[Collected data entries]
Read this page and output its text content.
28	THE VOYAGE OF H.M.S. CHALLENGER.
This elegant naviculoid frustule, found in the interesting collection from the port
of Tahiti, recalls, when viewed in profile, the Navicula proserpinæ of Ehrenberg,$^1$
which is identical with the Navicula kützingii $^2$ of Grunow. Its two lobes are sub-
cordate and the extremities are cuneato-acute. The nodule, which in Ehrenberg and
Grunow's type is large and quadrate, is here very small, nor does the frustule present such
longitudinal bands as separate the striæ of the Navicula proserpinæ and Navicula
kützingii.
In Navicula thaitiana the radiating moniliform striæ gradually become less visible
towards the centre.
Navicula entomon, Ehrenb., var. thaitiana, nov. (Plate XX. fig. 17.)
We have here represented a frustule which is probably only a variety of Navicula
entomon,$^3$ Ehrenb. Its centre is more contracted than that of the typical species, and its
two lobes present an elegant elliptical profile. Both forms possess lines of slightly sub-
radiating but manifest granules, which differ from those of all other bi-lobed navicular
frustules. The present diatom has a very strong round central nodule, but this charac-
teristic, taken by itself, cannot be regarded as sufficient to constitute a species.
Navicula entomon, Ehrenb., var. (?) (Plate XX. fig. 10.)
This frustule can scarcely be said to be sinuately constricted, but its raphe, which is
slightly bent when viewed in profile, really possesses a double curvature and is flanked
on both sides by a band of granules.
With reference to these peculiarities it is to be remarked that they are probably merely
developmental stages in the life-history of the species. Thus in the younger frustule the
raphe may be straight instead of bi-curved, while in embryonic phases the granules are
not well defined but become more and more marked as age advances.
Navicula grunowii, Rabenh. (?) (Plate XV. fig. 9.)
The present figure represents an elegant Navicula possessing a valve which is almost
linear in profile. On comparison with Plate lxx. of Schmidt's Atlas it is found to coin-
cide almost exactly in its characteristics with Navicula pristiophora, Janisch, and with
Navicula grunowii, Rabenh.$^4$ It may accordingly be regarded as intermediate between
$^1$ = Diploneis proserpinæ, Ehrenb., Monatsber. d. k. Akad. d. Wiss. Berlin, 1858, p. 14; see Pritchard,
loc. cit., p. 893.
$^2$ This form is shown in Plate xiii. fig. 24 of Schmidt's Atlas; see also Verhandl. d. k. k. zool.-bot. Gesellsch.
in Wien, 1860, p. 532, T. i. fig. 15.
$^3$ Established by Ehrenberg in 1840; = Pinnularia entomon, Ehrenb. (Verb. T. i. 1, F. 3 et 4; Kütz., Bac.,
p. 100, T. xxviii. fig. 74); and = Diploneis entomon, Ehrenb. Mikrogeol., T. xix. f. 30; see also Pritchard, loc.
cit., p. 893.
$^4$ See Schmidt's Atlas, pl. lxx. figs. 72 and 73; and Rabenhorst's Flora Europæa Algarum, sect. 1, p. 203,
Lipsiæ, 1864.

- [YOUR INSTRUCTIONS]:
Gather every line from the entries above where the word "species" appears, and copy them.

- [OUTPUT BELOW]:
entomon,$^3$ Ehrenb. Its centre is more contracted than that of the typical species, and its
teristic, taken by itself, cannot be regarded as sufficient to constitute a species.
developmental stages in the life-history of the species. Thus in the younger frustule the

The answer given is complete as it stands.